[Stored records]
[Start]

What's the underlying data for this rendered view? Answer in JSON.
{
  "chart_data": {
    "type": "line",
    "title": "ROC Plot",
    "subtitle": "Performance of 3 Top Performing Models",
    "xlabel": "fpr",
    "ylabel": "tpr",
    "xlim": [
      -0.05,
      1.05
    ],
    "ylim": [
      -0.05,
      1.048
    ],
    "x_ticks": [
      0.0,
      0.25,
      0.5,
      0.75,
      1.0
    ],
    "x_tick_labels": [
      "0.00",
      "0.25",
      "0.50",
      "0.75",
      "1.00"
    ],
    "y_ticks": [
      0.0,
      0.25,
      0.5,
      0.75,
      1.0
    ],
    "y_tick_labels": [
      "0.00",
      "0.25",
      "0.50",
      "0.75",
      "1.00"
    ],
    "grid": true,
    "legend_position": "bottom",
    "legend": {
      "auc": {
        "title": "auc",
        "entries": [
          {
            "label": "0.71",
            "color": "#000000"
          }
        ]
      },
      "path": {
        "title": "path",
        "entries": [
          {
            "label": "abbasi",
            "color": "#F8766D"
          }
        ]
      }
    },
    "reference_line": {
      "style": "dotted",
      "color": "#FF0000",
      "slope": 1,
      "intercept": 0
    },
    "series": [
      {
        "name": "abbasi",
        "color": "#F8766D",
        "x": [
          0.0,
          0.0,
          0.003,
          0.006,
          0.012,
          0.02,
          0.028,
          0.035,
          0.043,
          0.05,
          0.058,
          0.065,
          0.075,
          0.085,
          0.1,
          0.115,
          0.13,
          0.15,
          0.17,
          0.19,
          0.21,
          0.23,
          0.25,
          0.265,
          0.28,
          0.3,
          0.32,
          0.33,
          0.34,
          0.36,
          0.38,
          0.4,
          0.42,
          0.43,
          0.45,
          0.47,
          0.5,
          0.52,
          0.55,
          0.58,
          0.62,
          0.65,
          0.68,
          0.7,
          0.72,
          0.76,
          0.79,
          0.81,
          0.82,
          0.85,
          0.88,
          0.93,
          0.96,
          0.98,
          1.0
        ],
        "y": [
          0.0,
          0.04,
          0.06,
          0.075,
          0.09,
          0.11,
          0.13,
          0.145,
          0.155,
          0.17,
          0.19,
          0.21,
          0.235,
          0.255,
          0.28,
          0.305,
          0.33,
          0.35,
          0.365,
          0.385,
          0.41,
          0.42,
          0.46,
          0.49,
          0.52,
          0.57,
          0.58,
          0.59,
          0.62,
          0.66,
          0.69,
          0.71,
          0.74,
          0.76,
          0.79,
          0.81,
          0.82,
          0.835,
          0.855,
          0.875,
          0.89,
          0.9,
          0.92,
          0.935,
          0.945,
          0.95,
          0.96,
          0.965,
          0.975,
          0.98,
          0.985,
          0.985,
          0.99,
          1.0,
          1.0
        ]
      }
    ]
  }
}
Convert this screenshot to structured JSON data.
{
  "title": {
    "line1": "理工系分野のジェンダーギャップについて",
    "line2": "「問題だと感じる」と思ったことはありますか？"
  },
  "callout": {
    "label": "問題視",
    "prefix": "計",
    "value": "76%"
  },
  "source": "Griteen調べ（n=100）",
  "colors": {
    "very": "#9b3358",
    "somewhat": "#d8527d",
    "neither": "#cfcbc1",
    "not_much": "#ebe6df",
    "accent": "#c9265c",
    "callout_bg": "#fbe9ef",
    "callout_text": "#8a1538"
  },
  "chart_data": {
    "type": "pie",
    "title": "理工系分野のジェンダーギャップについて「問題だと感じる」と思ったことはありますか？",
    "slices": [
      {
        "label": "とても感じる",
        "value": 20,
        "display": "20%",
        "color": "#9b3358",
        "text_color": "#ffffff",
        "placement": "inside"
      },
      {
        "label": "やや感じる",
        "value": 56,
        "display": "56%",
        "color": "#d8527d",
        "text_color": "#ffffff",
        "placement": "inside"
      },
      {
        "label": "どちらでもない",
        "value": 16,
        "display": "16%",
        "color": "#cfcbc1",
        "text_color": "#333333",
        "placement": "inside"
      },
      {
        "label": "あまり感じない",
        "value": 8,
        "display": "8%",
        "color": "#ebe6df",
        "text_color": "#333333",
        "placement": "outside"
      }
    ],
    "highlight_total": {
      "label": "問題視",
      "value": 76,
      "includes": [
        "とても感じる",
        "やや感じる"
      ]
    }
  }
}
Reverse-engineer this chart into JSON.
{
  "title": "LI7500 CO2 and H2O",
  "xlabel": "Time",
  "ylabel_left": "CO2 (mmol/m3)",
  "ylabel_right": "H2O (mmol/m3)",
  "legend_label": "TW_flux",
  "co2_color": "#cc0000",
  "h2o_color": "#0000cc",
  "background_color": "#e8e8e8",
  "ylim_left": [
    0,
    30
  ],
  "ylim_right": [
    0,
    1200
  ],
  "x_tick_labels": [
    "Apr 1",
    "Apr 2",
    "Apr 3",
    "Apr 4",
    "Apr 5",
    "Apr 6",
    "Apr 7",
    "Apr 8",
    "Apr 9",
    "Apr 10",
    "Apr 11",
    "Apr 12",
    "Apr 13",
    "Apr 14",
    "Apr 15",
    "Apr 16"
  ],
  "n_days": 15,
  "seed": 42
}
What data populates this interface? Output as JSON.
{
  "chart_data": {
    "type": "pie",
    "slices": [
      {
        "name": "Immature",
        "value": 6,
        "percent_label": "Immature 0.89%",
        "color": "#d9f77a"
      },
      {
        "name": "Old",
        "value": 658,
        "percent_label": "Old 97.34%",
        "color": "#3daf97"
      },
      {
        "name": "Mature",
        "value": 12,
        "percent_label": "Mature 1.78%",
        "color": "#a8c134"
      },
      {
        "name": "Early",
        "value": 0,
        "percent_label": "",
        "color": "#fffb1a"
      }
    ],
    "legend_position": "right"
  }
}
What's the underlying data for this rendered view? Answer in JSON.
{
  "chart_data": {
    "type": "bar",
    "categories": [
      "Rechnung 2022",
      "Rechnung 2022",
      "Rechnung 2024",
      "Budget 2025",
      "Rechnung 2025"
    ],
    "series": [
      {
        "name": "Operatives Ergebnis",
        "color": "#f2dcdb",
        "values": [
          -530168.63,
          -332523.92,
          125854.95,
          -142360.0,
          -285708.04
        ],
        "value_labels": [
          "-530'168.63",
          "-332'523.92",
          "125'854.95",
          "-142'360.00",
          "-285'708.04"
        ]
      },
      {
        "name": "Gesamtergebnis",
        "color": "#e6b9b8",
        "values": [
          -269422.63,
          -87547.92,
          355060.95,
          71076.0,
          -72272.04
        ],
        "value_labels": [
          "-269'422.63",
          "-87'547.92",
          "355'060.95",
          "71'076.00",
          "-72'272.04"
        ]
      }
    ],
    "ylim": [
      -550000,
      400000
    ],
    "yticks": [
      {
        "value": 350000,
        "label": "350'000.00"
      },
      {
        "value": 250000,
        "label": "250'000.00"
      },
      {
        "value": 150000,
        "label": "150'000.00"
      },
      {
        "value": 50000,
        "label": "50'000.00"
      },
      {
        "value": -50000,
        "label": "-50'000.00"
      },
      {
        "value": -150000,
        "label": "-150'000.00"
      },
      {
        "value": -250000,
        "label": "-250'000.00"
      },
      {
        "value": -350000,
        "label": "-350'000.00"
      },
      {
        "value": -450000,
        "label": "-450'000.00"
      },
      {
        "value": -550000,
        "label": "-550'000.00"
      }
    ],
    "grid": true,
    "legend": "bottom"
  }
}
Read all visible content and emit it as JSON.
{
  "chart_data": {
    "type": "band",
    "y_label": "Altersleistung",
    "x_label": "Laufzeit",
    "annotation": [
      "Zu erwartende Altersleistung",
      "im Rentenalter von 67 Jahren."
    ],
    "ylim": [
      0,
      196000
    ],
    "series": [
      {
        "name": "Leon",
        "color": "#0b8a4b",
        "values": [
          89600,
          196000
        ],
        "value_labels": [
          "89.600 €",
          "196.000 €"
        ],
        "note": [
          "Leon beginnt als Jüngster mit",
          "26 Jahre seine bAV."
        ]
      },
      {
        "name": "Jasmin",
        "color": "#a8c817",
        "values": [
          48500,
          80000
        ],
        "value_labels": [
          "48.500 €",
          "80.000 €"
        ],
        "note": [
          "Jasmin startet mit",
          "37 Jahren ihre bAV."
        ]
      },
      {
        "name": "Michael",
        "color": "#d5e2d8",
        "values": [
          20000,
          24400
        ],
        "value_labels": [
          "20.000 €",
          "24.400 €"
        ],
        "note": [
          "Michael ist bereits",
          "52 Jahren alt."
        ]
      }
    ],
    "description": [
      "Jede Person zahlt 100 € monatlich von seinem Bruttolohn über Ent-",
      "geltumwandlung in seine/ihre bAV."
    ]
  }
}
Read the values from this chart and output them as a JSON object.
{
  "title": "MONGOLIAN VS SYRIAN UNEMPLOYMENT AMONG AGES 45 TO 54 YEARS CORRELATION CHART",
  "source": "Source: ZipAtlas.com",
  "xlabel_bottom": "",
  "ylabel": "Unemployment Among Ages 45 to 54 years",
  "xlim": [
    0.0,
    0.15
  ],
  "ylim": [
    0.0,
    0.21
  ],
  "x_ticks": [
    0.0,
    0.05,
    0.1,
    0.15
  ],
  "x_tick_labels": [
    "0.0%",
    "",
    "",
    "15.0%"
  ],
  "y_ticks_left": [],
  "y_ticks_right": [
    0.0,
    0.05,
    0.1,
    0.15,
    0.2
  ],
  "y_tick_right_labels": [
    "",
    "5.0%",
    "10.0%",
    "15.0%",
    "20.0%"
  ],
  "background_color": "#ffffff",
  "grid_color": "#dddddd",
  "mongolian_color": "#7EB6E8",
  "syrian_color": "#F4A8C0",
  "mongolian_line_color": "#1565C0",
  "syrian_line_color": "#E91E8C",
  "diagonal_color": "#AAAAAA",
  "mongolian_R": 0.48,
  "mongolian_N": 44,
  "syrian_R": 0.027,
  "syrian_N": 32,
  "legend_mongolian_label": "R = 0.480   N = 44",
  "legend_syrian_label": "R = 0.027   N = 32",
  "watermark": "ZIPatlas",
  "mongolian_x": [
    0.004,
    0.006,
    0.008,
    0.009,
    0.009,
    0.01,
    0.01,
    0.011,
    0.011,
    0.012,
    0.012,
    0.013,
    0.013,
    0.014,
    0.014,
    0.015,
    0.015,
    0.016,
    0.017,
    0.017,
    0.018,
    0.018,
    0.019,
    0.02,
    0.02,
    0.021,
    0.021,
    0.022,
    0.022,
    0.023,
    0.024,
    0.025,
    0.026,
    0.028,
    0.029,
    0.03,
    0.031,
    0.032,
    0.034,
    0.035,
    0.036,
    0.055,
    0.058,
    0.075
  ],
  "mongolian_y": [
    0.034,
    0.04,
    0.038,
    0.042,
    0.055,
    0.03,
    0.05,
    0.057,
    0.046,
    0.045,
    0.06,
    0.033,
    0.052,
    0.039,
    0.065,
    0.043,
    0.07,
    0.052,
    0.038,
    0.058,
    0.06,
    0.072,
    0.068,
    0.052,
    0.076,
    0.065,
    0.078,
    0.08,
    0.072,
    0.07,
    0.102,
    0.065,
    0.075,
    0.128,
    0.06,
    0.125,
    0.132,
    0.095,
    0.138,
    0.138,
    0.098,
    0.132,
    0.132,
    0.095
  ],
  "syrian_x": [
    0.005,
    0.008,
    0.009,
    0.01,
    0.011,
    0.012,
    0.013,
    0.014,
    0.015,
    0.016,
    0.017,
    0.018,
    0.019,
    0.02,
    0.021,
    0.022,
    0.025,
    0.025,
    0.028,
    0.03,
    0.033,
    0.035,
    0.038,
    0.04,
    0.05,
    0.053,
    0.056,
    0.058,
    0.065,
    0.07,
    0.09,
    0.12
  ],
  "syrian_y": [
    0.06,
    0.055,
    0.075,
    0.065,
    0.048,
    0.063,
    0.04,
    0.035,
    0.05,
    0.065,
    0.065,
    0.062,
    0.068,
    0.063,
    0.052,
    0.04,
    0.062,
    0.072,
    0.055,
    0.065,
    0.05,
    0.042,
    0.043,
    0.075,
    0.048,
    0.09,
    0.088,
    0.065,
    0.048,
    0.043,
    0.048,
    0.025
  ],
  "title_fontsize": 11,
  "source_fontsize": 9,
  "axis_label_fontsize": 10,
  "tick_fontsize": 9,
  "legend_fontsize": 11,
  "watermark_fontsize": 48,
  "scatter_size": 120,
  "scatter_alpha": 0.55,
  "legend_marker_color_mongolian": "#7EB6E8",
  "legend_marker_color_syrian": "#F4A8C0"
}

[End]

▶ _Set problem_: Find the word "mmol" in the data and show each line that holds it.

▶ _Answer to this exercise_:
  "ylabel_left": "CO2 (mmol/m3)",
  "ylabel_right": "H2O (mmol/m3)",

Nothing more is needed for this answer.